Reproduce all the entries exactly and keep the pictures out.

### TASK DATA ###

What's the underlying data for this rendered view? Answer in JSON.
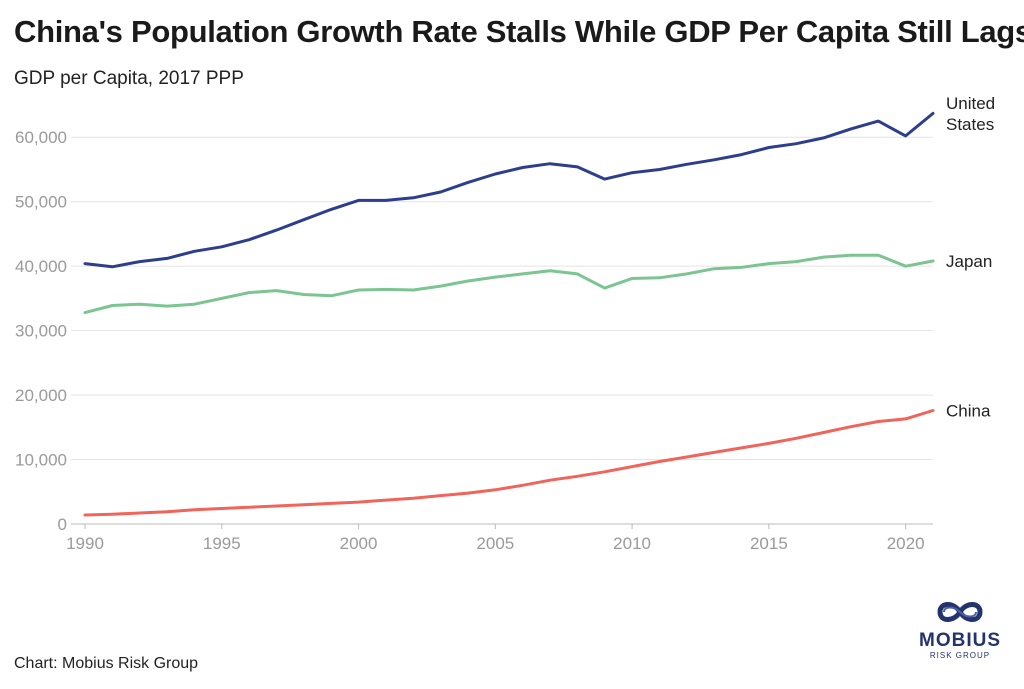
{
  "title": "China's Population Growth Rate Stalls While GDP Per Capita Still Lags",
  "subtitle": "GDP per Capita, 2017 PPP",
  "footer": "Chart: Mobius Risk Group",
  "logo": {
    "name": "MOBIUS",
    "sub": "RISK GROUP"
  },
  "chart_data": {
    "type": "line",
    "title": "China's Population Growth Rate Stalls While GDP Per Capita Still Lags",
    "ylabel": "GDP per Capita, 2017 PPP",
    "xlabel": "",
    "xlim": [
      1990,
      2021
    ],
    "ylim": [
      0,
      65000
    ],
    "grid": true,
    "x_ticks": [
      1990,
      1995,
      2000,
      2005,
      2010,
      2015,
      2020
    ],
    "y_ticks": [
      0,
      10000,
      20000,
      30000,
      40000,
      50000,
      60000
    ],
    "y_tick_labels": [
      "0",
      "10,000",
      "20,000",
      "30,000",
      "40,000",
      "50,000",
      "60,000"
    ],
    "x": [
      1990,
      1991,
      1992,
      1993,
      1994,
      1995,
      1996,
      1997,
      1998,
      1999,
      2000,
      2001,
      2002,
      2003,
      2004,
      2005,
      2006,
      2007,
      2008,
      2009,
      2010,
      2011,
      2012,
      2013,
      2014,
      2015,
      2016,
      2017,
      2018,
      2019,
      2020,
      2021
    ],
    "series": [
      {
        "name": "United States",
        "label_lines": [
          "United",
          "States"
        ],
        "color": "#2c3e8c",
        "values": [
          40400,
          39900,
          40700,
          41200,
          42300,
          43000,
          44100,
          45600,
          47200,
          48800,
          50200,
          50200,
          50600,
          51500,
          53000,
          54300,
          55300,
          55900,
          55400,
          53500,
          54500,
          55000,
          55800,
          56500,
          57300,
          58400,
          59000,
          59900,
          61300,
          62500,
          60200,
          63700
        ]
      },
      {
        "name": "Japan",
        "label_lines": [
          "Japan"
        ],
        "color": "#7cc492",
        "values": [
          32800,
          33900,
          34100,
          33800,
          34100,
          35000,
          35900,
          36200,
          35600,
          35400,
          36300,
          36400,
          36300,
          36900,
          37700,
          38300,
          38800,
          39300,
          38800,
          36600,
          38100,
          38200,
          38800,
          39600,
          39800,
          40400,
          40700,
          41400,
          41700,
          41700,
          40000,
          40800
        ]
      },
      {
        "name": "China",
        "label_lines": [
          "China"
        ],
        "color": "#f0645a",
        "values": [
          1400,
          1500,
          1700,
          1900,
          2200,
          2400,
          2600,
          2800,
          3000,
          3200,
          3400,
          3700,
          4000,
          4400,
          4800,
          5300,
          6000,
          6800,
          7400,
          8100,
          8900,
          9700,
          10400,
          11100,
          11800,
          12500,
          13300,
          14200,
          15100,
          15900,
          16300,
          17600
        ]
      }
    ]
  }
}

###

▶ COMPLETE OUTPUT:
What's the underlying data for this rendered view? Answer in JSON.
{
  "title": "China's Population Growth Rate Stalls While GDP Per Capita Still Lags",
  "subtitle": "GDP per Capita, 2017 PPP",
  "footer": "Chart: Mobius Risk Group",
  "logo": {
    "name": "MOBIUS",
    "sub": "RISK GROUP"
  },
  "chart_data": {
    "type": "line",
    "title": "China's Population Growth Rate Stalls While GDP Per Capita Still Lags",
    "ylabel": "GDP per Capita, 2017 PPP",
    "xlabel": "",
    "xlim": [
      1990,
      2021
    ],
    "ylim": [
      0,
      65000
    ],
    "grid": true,
    "x_ticks": [
      1990,
      1995,
      2000,
      2005,
      2010,
      2015,
      2020
    ],
    "y_ticks": [
      0,
      10000,
      20000,
      30000,
      40000,
      50000,
      60000
    ],
    "y_tick_labels": [
      "0",
      "10,000",
      "20,000",
      "30,000",
      "40,000",
      "50,000",
      "60,000"
    ],
    "x": [
      1990,
      1991,
      1992,
      1993,
      1994,
      1995,
      1996,
      1997,
      1998,
      1999,
      2000,
      2001,
      2002,
      2003,
      2004,
      2005,
      2006,
      2007,
      2008,
      2009,
      2010,
      2011,
      2012,
      2013,
      2014,
      2015,
      2016,
      2017,
      2018,
      2019,
      2020,
      2021
    ],
    "series": [
      {
        "name": "United States",
        "label_lines": [
          "United",
          "States"
        ],
        "color": "#2c3e8c",
        "values": [
          40400,
          39900,
          40700,
          41200,
          42300,
          43000,
          44100,
          45600,
          47200,
          48800,
          50200,
          50200,
          50600,
          51500,
          53000,
          54300,
          55300,
          55900,
          55400,
          53500,
          54500,
          55000,
          55800,
          56500,
          57300,
          58400,
          59000,
          59900,
          61300,
          62500,
          60200,
          63700
        ]
      },
      {
        "name": "Japan",
        "label_lines": [
          "Japan"
        ],
        "color": "#7cc492",
        "values": [
          32800,
          33900,
          34100,
          33800,
          34100,
          35000,
          35900,
          36200,
          35600,
          35400,
          36300,
          36400,
          36300,
          36900,
          37700,
          38300,
          38800,
          39300,
          38800,
          36600,
          38100,
          38200,
          38800,
          39600,
          39800,
          40400,
          40700,
          41400,
          41700,
          41700,
          40000,
          40800
        ]
      },
      {
        "name": "China",
        "label_lines": [
          "China"
        ],
        "color": "#f0645a",
        "values": [
          1400,
          1500,
          1700,
          1900,
          2200,
          2400,
          2600,
          2800,
          3000,
          3200,
          3400,
          3700,
          4000,
          4400,
          4800,
          5300,
          6000,
          6800,
          7400,
          8100,
          8900,
          9700,
          10400,
          11100,
          11800,
          12500,
          13300,
          14200,
          15100,
          15900,
          16300,
          17600
        ]
      }
    ]
  }
}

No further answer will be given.